REQUIRED ACTIONS:
[A] In the PHP Unicode proposal below, what do the UString factory methods do with invalid bytes and invalid sequences?
[B] From the PHP Unicode proposal below, print the part that opens with the words containing "2. The UString" and closes with "function fromASCII(string $s)".

EXTRACT TO READ:
>> Begin

[PHP-I18N] Unicode support with UString abstraction layer

Umberto Salsi Wed, 21 Mar 2012 11:26:21 -0700

Although I never contributed to the code of the PHP project, I hope the ideas
that follow may provide some suggestion for the future developments of the PHP
language. The basic idea is described in the abstract, and those that are not
interested may stop there :-)



Abstract
========

My modest proposal to provide Unicode support to PHP without the need to
rewrite the whole engine and its libraries introducing the UString abstraction
layer as a regular class, an with minimal support from the core engine.
Basically, the UString class hides the internal implementation of the Unicode
strings and allows to experiment with several solutions (UTF-8, UCS-2, UCS-4,
...). Several different implementations may be attempted and may also be made
available, leaving to the user freedom to choose the best compromise between
performances and memory footprint. Two useful functions, u() and uecho() are
also discussed, that may help in writing Unicode interoperable source programs
and libraries; these latter functions require some support from the PHP engine.


The UString class
=================

1. The UString class holds an immutable array of Unicode characters, it is
final and hides the internal representation of the Unicode string, that may be
UTF-8 or UCS-2 or anything else:

final class UString
        implements Hashable, Comparable, Sortable, UPrintable,
                Printable, Serializable
{ ... }

(Besides the well known Serializable interface, the other implemented
interfaces will be discussed later.)

All the PHP programs and the external libraries based on this class are
completely unaware of the actual internal encoding used. Several
implementations may be provided to fit different needs. In western european
countries the UTF-8 works well and some optimizations allow performances that
are very close to ordinary "string" of bytes. For example, in my PHP
implementation an internal byte index allows to scan quickly forward an
backward the UTF-8 sequences.

2. The UString class has no constructor, but several factory methods that take
arrays of bytes (aka string):

        static UString function fromASCII(string $s)
        static UString function fromUTF8(string $s)
        static UString function fromISO88591(string $s)
        static UString function fromUTF16LE(string $s)
        static UString function fromUTF16BE(string $s)
        ...

These factory methods silently skip invalid bytes and invalid sequences,
possibly replacing them with '?'. No warning, no exceptions. Other utility
functions may be provided that check an array of bytes for a specific encoding.

Several corresponding instance methods perform the revers traslation into an
array of bytes:

        string function toASCII()

>> End

SUPPLIED MATERIAL:
>> Begin

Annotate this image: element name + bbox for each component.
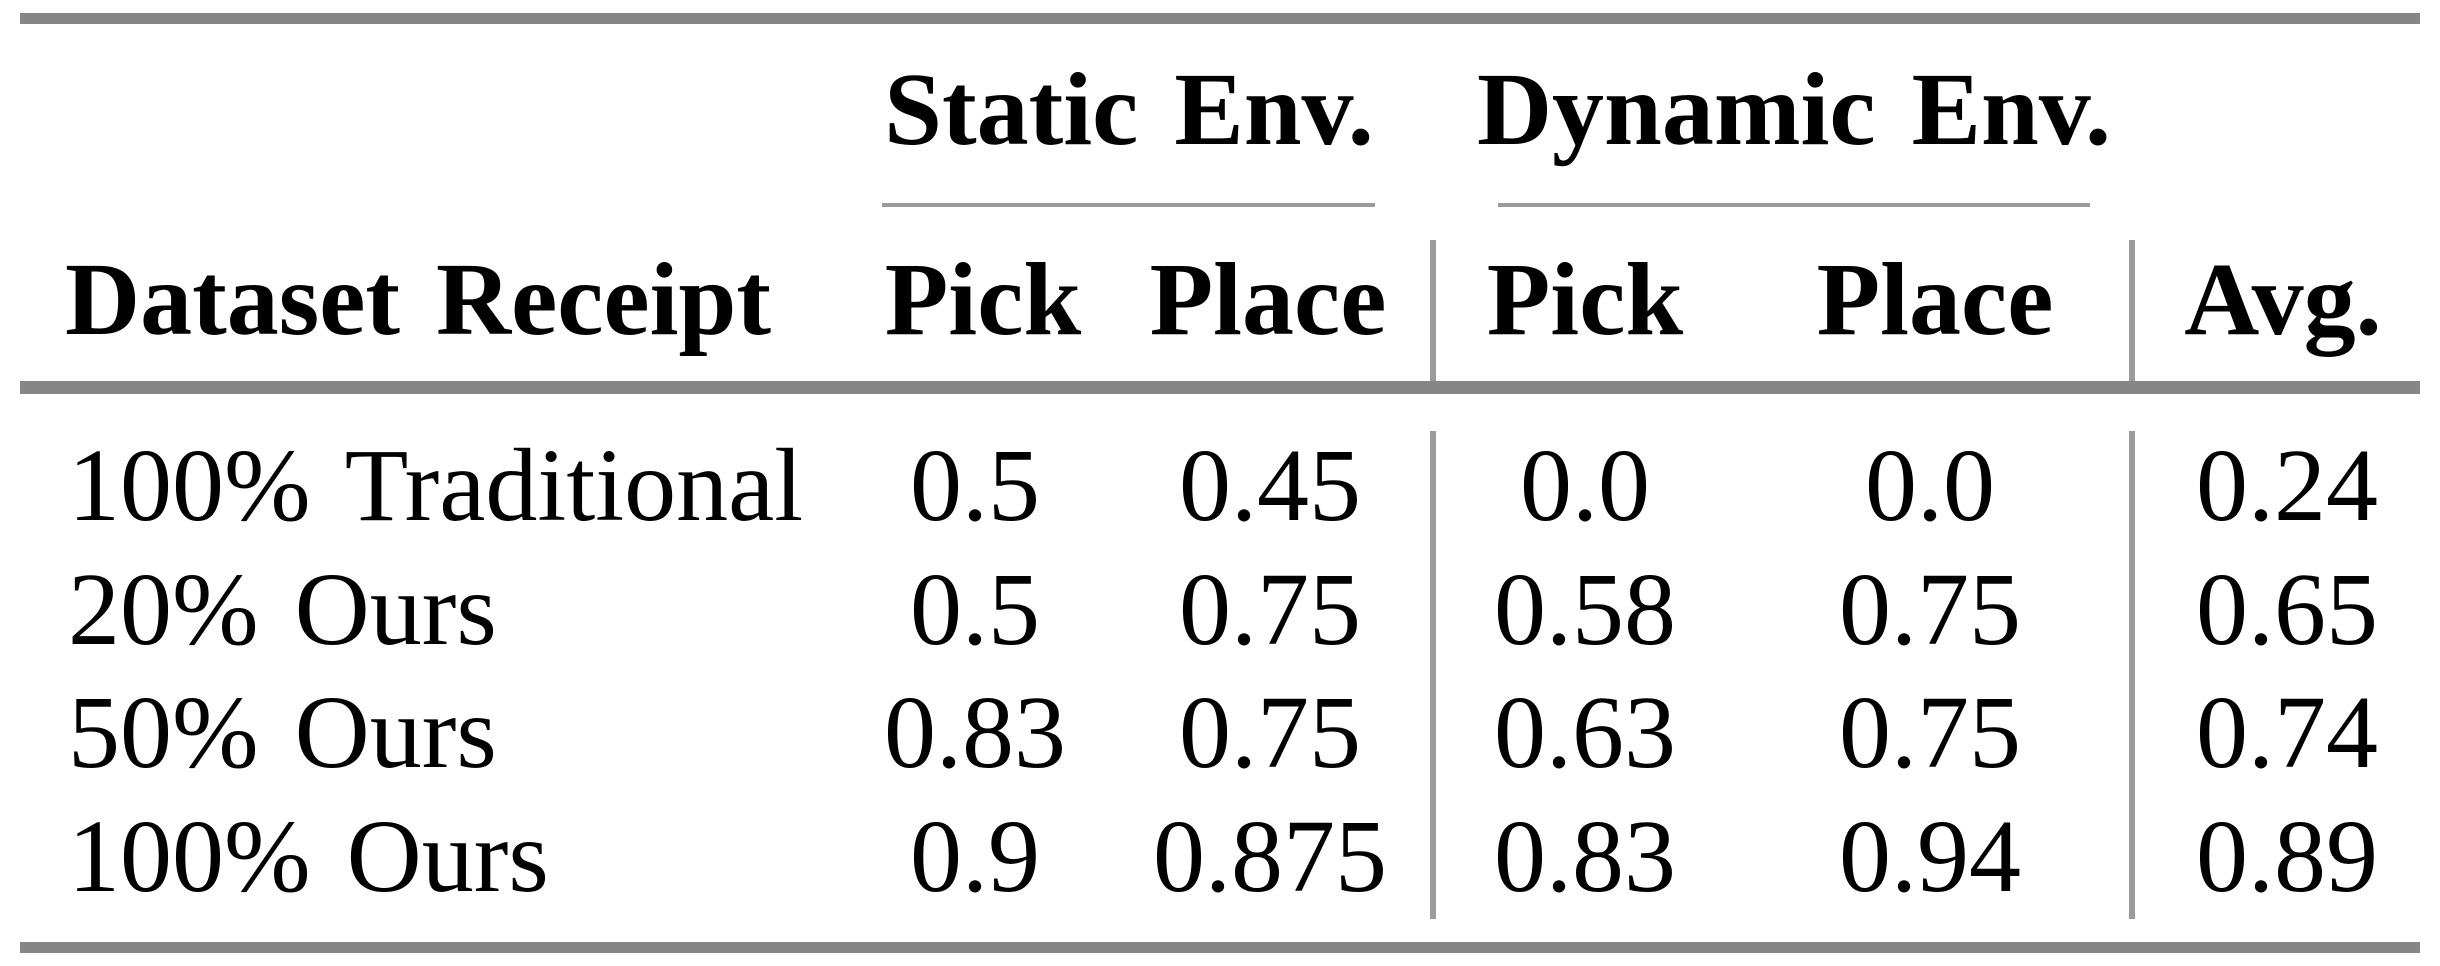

>> End

SET OF ANSWERS:
[A] They silently skip them, possibly replacing them with '?', without any warning or exception.

[B]
2. The UString class has no constructor, but several factory methods that take
arrays of bytes (aka string):

        static UString function fromASCII(string $s)